──────── Testo mostrato

La spesa sanitaria pubblica, cresciuta significativamente durante la pandemia e pari a 127,8 miliardi di euro nel 2021, dovrebbe raggiungere il suo picco nel 2022 (134 miliardi di euro) secondo le ultime stime contenute della Nota di Aggiornamento del Documento di Economia e Finanza di novembre 2022 per poi diminuire a partire dal 2023. L’incidenza della spesa sanitaria pubblica sul PIL al 2025 è data al 6%, con risorse in valore assoluto insufficienti per recuperare il gap di spesa nei confronti dei principali paesi competitor.

────────────────
──────── Dati forniti

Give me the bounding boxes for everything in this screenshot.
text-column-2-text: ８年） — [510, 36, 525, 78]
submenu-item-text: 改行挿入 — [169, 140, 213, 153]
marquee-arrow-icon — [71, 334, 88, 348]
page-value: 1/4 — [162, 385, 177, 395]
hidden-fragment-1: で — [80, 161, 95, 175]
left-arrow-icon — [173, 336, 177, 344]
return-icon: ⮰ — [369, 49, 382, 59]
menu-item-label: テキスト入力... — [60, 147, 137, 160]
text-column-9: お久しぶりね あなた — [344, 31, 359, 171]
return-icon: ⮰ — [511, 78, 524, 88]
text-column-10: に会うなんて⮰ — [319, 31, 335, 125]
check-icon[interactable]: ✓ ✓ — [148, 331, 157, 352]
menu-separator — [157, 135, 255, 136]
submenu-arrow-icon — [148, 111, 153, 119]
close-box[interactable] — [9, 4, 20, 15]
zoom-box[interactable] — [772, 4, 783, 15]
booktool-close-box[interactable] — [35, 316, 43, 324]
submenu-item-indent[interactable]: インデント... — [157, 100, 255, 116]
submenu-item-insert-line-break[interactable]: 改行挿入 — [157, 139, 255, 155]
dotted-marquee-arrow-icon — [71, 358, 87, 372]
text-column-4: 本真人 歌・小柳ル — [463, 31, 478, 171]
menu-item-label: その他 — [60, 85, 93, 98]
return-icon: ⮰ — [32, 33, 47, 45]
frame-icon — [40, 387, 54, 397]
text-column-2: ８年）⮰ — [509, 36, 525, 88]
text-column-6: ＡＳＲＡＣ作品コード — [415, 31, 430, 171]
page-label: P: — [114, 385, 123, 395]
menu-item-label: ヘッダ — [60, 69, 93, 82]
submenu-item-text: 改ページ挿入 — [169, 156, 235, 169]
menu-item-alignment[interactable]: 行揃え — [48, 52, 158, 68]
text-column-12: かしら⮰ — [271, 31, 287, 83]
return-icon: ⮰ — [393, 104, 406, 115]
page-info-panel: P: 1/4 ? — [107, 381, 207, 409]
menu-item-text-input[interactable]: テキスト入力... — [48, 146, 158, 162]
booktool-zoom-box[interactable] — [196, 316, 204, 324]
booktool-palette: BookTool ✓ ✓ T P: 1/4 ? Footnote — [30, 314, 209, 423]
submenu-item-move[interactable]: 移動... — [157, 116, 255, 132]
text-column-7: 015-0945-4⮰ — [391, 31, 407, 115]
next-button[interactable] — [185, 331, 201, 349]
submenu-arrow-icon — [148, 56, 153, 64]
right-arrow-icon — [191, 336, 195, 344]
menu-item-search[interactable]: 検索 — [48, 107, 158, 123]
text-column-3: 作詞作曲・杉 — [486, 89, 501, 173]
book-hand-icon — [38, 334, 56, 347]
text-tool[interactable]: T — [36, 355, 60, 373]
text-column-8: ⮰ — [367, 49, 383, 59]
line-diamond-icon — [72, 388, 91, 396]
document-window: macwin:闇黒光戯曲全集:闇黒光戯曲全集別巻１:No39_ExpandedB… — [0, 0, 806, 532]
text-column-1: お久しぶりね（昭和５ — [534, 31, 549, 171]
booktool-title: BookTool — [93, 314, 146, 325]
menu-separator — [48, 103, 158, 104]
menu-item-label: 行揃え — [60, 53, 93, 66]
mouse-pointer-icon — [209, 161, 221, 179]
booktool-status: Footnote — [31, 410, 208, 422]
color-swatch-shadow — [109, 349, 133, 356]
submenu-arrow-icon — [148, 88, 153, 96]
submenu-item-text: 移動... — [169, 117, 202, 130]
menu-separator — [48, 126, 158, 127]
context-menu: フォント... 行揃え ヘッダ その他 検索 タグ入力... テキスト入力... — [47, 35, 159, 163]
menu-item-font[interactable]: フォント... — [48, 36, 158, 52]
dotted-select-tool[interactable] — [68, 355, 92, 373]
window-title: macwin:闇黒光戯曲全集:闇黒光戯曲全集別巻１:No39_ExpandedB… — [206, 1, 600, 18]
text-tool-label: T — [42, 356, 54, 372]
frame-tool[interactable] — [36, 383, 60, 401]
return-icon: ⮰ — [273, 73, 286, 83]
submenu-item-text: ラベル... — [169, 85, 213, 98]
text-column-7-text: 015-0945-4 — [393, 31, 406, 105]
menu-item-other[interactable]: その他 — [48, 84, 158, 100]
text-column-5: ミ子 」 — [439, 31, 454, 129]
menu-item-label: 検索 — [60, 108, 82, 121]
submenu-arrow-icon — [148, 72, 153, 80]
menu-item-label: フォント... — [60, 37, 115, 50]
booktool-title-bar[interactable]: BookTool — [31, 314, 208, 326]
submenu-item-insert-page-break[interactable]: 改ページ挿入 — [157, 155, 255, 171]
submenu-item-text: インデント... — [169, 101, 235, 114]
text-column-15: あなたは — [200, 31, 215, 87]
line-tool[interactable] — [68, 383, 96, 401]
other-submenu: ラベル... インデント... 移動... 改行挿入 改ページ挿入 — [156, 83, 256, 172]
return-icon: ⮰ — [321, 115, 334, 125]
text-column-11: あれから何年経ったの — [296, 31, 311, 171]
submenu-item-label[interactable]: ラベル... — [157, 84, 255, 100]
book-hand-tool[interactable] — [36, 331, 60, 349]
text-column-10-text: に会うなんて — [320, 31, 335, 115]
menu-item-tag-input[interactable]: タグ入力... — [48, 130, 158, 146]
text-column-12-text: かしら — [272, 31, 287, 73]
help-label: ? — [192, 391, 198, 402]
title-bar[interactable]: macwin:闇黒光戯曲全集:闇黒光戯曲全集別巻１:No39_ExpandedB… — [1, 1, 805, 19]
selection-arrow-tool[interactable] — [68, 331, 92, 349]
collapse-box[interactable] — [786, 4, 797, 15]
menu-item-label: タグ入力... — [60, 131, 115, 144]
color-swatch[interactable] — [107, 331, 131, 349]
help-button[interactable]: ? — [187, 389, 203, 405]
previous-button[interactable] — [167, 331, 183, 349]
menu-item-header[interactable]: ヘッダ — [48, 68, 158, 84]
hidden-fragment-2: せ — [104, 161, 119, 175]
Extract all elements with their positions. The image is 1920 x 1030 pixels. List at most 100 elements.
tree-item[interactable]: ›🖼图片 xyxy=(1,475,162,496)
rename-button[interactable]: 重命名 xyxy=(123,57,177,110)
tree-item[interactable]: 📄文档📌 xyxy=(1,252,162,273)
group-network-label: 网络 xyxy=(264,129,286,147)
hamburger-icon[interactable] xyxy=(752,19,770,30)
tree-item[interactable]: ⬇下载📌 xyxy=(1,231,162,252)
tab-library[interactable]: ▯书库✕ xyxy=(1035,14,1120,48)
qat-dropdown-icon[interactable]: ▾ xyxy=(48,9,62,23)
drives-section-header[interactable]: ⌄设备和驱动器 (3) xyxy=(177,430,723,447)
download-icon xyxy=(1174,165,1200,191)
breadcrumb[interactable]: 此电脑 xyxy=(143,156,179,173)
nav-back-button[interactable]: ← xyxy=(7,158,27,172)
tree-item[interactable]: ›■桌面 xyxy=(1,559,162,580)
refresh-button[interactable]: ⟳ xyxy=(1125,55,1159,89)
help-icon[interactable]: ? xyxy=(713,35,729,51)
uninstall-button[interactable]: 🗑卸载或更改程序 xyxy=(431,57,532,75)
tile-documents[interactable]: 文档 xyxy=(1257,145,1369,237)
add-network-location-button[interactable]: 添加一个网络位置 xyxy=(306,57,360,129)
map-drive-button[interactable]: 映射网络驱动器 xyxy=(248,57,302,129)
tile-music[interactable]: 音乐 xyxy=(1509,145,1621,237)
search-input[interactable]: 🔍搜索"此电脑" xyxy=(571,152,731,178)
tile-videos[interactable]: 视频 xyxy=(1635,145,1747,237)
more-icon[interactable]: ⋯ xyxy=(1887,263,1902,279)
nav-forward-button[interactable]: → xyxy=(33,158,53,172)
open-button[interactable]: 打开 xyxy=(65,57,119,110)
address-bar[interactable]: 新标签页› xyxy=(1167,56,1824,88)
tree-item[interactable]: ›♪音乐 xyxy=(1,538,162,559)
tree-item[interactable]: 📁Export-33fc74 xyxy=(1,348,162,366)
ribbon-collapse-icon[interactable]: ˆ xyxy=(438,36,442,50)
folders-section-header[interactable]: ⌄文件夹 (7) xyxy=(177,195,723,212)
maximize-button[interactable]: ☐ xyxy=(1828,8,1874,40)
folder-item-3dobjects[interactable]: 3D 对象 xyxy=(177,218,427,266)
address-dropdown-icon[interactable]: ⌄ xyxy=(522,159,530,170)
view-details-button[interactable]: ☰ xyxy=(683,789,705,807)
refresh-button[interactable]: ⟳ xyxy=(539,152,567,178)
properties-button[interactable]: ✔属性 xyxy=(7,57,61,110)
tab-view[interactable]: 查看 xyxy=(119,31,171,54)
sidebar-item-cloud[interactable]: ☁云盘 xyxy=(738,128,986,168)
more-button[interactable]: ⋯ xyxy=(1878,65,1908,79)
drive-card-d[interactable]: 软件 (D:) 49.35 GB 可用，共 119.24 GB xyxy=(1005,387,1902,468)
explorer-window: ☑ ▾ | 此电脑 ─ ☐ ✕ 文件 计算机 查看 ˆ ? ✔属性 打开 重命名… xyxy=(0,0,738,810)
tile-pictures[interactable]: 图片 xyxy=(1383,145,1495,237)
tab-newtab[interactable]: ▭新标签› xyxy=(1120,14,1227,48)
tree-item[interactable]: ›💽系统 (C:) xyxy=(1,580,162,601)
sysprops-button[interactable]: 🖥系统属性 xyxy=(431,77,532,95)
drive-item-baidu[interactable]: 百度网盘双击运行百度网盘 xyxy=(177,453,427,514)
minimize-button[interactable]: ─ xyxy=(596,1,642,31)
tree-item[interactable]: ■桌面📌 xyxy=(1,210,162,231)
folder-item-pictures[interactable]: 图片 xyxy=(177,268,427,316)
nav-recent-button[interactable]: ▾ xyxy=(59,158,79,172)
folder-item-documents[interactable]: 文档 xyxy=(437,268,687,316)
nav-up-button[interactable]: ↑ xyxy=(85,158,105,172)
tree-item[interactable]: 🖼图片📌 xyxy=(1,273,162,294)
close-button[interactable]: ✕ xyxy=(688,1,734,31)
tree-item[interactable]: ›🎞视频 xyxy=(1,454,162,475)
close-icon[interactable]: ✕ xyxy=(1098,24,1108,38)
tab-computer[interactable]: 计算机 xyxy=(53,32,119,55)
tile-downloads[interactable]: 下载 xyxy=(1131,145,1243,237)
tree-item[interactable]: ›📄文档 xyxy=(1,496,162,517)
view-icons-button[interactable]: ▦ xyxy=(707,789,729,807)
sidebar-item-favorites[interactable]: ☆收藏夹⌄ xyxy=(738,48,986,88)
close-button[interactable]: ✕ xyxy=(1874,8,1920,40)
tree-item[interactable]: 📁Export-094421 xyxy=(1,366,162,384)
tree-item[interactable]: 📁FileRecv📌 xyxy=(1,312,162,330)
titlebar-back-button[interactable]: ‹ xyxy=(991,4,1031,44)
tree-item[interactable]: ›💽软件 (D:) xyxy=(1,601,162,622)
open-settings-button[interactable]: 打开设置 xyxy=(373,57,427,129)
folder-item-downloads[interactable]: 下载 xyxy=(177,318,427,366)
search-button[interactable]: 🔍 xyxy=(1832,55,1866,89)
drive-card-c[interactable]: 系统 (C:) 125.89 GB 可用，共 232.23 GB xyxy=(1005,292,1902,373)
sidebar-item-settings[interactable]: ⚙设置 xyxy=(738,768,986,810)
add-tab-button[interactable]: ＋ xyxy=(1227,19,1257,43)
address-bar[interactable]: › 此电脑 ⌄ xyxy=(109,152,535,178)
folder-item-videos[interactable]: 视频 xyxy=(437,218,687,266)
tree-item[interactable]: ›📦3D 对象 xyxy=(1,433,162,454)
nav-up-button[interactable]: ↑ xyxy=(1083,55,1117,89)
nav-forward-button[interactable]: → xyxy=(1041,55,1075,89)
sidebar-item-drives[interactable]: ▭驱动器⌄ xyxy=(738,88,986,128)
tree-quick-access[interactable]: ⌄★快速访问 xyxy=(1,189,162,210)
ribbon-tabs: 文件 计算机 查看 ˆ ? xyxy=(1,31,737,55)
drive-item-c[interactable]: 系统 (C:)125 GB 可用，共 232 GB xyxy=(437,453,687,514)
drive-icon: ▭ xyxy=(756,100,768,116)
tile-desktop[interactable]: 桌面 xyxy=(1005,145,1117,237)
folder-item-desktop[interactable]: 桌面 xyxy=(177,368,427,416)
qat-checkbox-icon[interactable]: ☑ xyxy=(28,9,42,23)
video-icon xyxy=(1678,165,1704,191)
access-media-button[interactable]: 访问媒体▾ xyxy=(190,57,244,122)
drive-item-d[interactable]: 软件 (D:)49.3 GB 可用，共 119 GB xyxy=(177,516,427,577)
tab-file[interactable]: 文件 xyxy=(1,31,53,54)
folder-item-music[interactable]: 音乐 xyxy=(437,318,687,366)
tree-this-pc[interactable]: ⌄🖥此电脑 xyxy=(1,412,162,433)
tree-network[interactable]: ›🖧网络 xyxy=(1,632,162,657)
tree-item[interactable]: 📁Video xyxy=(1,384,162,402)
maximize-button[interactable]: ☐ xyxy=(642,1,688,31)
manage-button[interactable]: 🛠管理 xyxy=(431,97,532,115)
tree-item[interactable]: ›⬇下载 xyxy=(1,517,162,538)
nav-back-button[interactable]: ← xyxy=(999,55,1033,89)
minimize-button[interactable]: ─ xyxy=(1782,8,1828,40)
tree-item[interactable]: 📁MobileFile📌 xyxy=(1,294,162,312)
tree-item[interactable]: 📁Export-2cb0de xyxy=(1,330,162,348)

────────────────

= Compito 1 =
Copia fedelmente il testo sulla spesa sanitaria pubblica: comincia dalle parole “La spesa sanitaria pubblica, cresciuta” e fermati dopo “principali paesi competitor.”.
= Compito 2 =
Secondo il testo sulla spesa sanitaria pubblica, quale incidenza sul PIL è prevista per il 2025?
= Compito 3 =
Prosegui il testo sulla spesa sanitaria pubblica, riprendendo subito dopo la sua ultima frase.
Il materiale non ha alcun ruolo in questo lavoro.

= Risposta scritta 1 =
La spesa sanitaria pubblica, cresciuta significativamente durante la pandemia e pari a 127,8 miliardi di euro nel 2021, dovrebbe raggiungere il suo picco nel 2022 (134 miliardi di euro) secondo le ultime stime contenute della Nota di Aggiornamento del Documento di Economia e Finanza di novembre 2022 per poi diminuire a partire dal 2023. L’incidenza della spesa sanitaria pubblica sul PIL al 2025 è data al 6%, con risorse in valore assoluto insufficienti per recuperare il gap di spesa nei confronti dei principali paesi competitor.

= Risposta scritta 2 =
Il 6%.

= Risposta scritta 3 =
Considerando l’evoluzione dei fattori economici (PIL pro capite e spesa pro capite per fascia d’età), dei fattori demografici (struttura e proiezione della popolazione per fascia d’età), del contesto epidemiologico (prevalenze delle patologie più impattanti per mortalità e disabilità) e dei fattori di rischio associati alle principali patologie (fumo, alcol, obesità, sedentarietà), il modello previsionale della spesa sanitaria di Meridiano Sanità ha stimato che l’incidenza della spesa sanitaria pubblica sul PIL al 2050 sarà pari al 9,5%, valore di gran lunga superiore all’incidenza attuale ma ancora inferiore rispetto a Paesi quali Germania e Francia. questo livello di spesa risulta al momento incompatibile con lo scenario di invecchiamento demografico e di calo della natalità che porta con sé la riduzione del numero di occupati che, con i loro redditi da lavoro, sono i principali contributori alla spesa sanitaria.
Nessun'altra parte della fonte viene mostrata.